# WHAT THE TASK REQUIRES
Collect the lines of the entries where "another" shows up.

# RECORDS FOR THE TASK
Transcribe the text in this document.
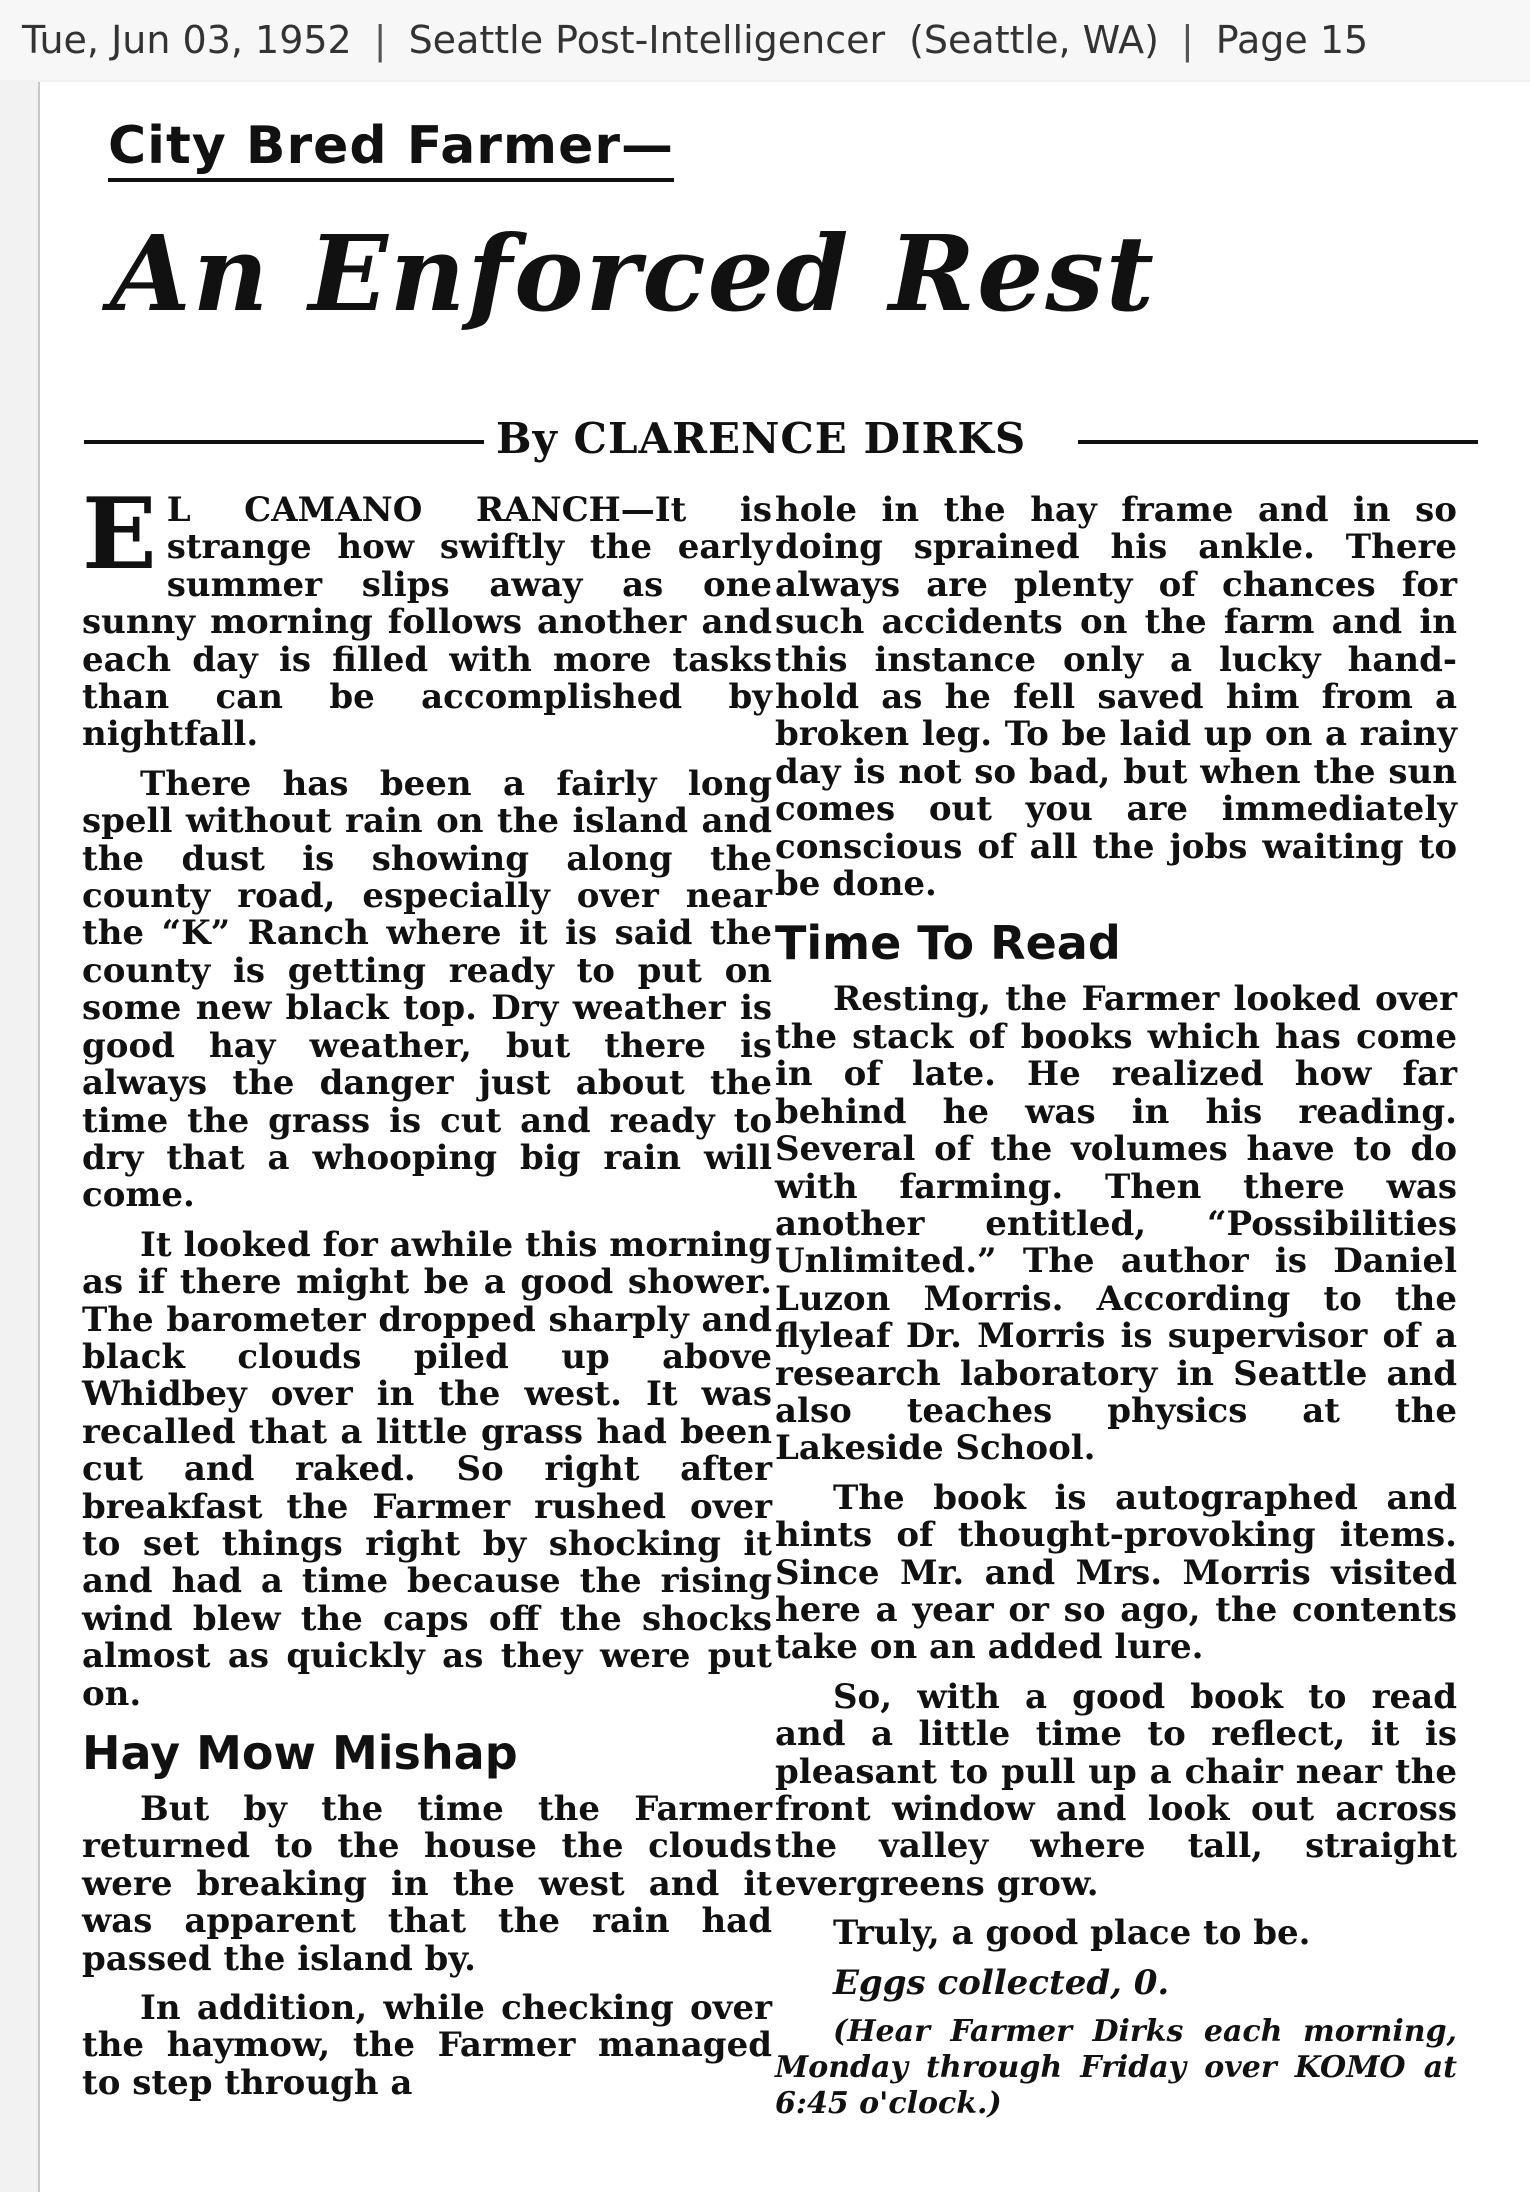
Tue, Jun 03, 1952 | Seattle Post-Intelligencer (Seattle, WA) | Page 15
City Bred Farmer—
An Enforced Rest
By CLARENCE DIRKS

E L CAMANO RANCH—It is strange how swiftly the early summer slips away as one sunny morning follows another and each day is filled with more tasks than can be accomplished by nightfall.

There has been a fairly long spell without rain on the island and the dust is showing along the county road, especially over near the “K” Ranch where it is said the county is getting ready to put on some new black top. Dry weather is good hay weather, but there is always the danger just about the time the grass is cut and ready to dry that a whooping big rain will come.

It looked for awhile this morning as if there might be a good shower. The barometer dropped sharply and black clouds piled up above Whidbey over in the west. It was recalled that a little grass had been cut and raked. So right after breakfast the Farmer rushed over to set things right by shocking it and had a time because the rising wind blew the caps off the shocks almost as quickly as they were put on.

Hay Mow Mishap

But by the time the Farmer returned to the house the clouds were breaking in the west and it was apparent that the rain had passed the island by.

In addition, while checking over the haymow, the Farmer managed to step through a

hole in the hay frame and in so doing sprained his ankle. There always are plenty of chances for such accidents on the farm and in this instance only a lucky hand-hold as he fell saved him from a broken leg. To be laid up on a rainy day is not so bad, but when the sun comes out you are immediately conscious of all the jobs waiting to be done.

Time To Read

Resting, the Farmer looked over the stack of books which has come in of late. He realized how far behind he was in his reading. Several of the volumes have to do with farming. Then there was another entitled, “Possibilities Unlimited.” The author is Daniel Luzon Morris. According to the flyleaf Dr. Morris is supervisor of a research laboratory in Seattle and also teaches physics at the Lakeside School.

The book is autographed and hints of thought-provoking items. Since Mr. and Mrs. Morris visited here a year or so ago, the contents take on an added lure.

So, with a good book to read and a little time to reflect, it is pleasant to pull up a chair near the front window and look out across the valley where tall, straight evergreens grow.

Truly, a good place to be.

Eggs collected, 0.

(Hear Farmer Dirks each morning, Monday through Friday over KOMO at 6:45 o'clock.)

# EXERCISE OUTPUT
E L CAMANO RANCH—It is strange how swiftly the early summer slips away as one sunny morning follows another and each day is filled with more tasks than can be accomplished by nightfall.
Resting, the Farmer looked over the stack of books which has come in of late. He realized how far behind he was in his reading. Several of the volumes have to do with farming. Then there was another entitled, “Possibilities Unlimited.” The author is Daniel Luzon Morris. According to the flyleaf Dr. Morris is supervisor of a research laboratory in Seattle and also teaches physics at the Lakeside School.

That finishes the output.